» **Given task**
Work through the following lines and count those that hold the word "TxPower". Reply with that number only.

» **Supplied records**

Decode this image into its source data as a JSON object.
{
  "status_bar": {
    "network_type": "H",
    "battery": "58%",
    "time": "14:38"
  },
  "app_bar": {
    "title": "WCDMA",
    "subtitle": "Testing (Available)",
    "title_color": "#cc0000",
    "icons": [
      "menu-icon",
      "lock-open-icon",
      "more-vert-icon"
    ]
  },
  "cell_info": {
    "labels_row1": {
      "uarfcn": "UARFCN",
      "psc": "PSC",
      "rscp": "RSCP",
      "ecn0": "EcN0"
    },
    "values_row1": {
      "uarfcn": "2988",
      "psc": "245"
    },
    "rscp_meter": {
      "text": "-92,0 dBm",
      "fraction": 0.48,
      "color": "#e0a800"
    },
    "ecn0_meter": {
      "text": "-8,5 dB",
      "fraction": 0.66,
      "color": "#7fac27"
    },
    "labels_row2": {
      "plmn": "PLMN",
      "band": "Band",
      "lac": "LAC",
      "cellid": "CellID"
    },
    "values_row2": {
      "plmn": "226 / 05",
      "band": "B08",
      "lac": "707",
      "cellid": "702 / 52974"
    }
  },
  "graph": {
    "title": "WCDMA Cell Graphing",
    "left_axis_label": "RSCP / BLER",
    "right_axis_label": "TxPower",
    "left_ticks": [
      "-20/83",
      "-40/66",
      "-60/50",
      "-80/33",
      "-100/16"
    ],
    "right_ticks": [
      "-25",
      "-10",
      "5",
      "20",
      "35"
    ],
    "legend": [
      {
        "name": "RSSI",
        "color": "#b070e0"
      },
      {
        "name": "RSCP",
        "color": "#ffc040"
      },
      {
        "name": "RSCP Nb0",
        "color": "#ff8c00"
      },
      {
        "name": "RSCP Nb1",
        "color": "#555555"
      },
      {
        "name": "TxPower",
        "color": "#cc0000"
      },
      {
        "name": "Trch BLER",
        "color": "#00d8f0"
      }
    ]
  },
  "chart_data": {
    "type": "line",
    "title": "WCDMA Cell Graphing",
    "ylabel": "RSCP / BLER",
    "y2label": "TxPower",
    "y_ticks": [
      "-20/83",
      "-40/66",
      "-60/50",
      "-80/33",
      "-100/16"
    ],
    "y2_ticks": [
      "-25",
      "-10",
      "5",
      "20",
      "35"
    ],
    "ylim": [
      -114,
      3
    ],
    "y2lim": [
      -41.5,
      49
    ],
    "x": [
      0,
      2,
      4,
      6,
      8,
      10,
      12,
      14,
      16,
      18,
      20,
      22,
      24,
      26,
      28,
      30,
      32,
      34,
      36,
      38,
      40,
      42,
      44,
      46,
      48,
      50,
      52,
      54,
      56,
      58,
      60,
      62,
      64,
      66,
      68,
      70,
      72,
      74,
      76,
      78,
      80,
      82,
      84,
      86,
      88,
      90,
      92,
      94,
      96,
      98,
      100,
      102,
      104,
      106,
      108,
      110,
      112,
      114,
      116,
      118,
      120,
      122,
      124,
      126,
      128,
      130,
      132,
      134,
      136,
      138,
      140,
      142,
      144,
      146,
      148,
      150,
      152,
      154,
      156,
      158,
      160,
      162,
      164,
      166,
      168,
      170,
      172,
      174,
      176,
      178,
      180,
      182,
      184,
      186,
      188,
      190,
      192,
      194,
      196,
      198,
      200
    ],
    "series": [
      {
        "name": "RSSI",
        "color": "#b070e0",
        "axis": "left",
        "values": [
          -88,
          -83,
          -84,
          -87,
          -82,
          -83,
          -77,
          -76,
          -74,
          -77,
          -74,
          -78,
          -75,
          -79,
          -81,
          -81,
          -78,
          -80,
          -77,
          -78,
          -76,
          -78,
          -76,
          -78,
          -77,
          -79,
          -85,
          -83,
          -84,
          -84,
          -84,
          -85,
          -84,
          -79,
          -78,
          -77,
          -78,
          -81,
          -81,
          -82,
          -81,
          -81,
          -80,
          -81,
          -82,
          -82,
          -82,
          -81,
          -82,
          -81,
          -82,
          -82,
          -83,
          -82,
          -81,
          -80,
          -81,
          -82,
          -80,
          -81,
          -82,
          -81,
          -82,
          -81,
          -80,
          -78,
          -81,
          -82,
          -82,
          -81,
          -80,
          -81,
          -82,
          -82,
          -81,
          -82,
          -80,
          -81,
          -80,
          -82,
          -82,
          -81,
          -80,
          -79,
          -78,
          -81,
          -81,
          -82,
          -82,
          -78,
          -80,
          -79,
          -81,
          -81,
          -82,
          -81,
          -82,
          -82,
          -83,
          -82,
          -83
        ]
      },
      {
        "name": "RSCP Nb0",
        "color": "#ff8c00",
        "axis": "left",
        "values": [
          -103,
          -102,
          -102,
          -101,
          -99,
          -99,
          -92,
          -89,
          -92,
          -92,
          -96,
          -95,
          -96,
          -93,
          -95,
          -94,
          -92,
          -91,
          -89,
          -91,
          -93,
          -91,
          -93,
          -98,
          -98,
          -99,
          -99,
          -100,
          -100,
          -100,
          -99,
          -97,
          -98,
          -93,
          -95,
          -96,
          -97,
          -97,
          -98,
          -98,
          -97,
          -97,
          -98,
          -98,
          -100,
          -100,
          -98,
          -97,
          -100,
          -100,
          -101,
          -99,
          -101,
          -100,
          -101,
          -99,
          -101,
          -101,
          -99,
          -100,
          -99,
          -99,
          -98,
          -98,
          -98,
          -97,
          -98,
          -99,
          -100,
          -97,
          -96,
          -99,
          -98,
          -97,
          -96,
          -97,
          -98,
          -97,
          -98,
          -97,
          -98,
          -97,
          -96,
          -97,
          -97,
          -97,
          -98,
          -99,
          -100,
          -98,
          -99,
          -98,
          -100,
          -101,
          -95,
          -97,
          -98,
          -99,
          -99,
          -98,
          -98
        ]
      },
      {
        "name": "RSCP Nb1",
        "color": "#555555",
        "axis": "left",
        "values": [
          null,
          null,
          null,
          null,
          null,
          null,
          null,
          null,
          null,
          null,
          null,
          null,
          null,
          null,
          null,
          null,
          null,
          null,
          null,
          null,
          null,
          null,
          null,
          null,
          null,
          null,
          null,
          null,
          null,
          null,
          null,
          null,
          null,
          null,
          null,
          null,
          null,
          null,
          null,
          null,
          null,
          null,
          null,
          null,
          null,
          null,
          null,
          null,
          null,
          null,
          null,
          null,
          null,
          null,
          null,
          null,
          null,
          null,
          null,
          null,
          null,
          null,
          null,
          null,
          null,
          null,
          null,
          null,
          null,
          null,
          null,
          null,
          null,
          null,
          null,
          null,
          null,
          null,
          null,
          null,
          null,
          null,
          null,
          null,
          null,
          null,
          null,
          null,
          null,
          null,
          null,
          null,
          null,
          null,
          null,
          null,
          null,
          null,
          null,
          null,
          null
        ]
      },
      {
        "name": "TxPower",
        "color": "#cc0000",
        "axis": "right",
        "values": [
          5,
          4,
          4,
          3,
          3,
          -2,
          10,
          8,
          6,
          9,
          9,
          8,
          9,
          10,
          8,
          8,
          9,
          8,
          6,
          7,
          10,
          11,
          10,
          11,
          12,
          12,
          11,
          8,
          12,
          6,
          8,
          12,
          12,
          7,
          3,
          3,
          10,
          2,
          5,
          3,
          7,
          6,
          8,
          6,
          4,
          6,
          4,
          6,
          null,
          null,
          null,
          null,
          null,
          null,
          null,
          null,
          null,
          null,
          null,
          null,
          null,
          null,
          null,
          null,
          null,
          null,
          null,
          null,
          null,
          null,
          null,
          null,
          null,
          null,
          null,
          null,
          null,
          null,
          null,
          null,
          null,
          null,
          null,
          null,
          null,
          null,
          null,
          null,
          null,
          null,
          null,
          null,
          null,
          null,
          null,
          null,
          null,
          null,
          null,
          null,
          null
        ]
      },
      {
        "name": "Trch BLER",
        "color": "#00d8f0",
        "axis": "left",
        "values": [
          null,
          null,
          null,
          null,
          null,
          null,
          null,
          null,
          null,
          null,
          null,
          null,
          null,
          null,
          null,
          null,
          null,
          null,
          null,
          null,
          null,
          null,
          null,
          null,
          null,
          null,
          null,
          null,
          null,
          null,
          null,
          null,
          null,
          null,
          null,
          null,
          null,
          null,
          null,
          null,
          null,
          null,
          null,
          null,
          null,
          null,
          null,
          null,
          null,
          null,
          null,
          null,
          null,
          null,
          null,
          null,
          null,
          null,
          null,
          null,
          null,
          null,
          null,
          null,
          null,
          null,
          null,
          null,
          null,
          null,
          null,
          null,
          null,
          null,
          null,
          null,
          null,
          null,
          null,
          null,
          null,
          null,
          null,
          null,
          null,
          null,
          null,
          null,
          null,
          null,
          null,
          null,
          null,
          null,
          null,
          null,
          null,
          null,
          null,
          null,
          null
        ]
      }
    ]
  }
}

» **Reply to the exercise**
4